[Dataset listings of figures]
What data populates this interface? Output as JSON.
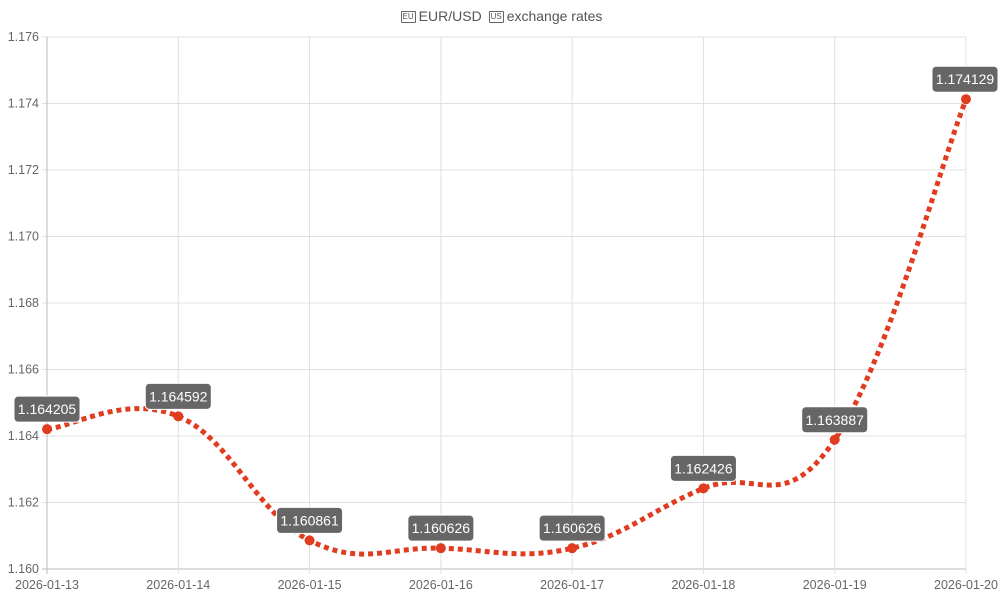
{
  "chart_data": {
    "type": "line",
    "title": "EUR/USD exchange rates",
    "title_parts": {
      "base_flag_icon": "eu-flag-icon",
      "base": "EUR",
      "sep": "/",
      "quote": "USD",
      "quote_flag_icon": "us-flag-icon",
      "suffix": "exchange rates"
    },
    "x": [
      "2026-01-13",
      "2026-01-14",
      "2026-01-15",
      "2026-01-16",
      "2026-01-17",
      "2026-01-18",
      "2026-01-19",
      "2026-01-20"
    ],
    "values": [
      1.164205,
      1.164592,
      1.160861,
      1.160626,
      1.160626,
      1.162426,
      1.163887,
      1.174129
    ],
    "data_labels": [
      "1.164205",
      "1.164592",
      "1.160861",
      "1.160626",
      "1.160626",
      "1.162426",
      "1.163887",
      "1.174129"
    ],
    "ylim": [
      1.16,
      1.176
    ],
    "yticks": [
      "1.160",
      "1.162",
      "1.164",
      "1.166",
      "1.168",
      "1.170",
      "1.172",
      "1.174",
      "1.176"
    ],
    "grid": true,
    "line_style": "dotted smooth",
    "colors": {
      "line": "#e03c20",
      "label_bg": "#666666",
      "label_text": "#ffffff",
      "grid": "#e0e0e0"
    }
  }
}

**Request:** Return the listing above unchanged, apart from dropping its pictures.

**Result of the exercise:**
What data populates this interface? Output as JSON.
{
  "chart_data": {
    "type": "line",
    "title": "EUR/USD exchange rates",
    "title_parts": {
      "base_flag_icon": "eu-flag-icon",
      "base": "EUR",
      "sep": "/",
      "quote": "USD",
      "quote_flag_icon": "us-flag-icon",
      "suffix": "exchange rates"
    },
    "x": [
      "2026-01-13",
      "2026-01-14",
      "2026-01-15",
      "2026-01-16",
      "2026-01-17",
      "2026-01-18",
      "2026-01-19",
      "2026-01-20"
    ],
    "values": [
      1.164205,
      1.164592,
      1.160861,
      1.160626,
      1.160626,
      1.162426,
      1.163887,
      1.174129
    ],
    "data_labels": [
      "1.164205",
      "1.164592",
      "1.160861",
      "1.160626",
      "1.160626",
      "1.162426",
      "1.163887",
      "1.174129"
    ],
    "ylim": [
      1.16,
      1.176
    ],
    "yticks": [
      "1.160",
      "1.162",
      "1.164",
      "1.166",
      "1.168",
      "1.170",
      "1.172",
      "1.174",
      "1.176"
    ],
    "grid": true,
    "line_style": "dotted smooth",
    "colors": {
      "line": "#e03c20",
      "label_bg": "#666666",
      "label_text": "#ffffff",
      "grid": "#e0e0e0"
    }
  }
}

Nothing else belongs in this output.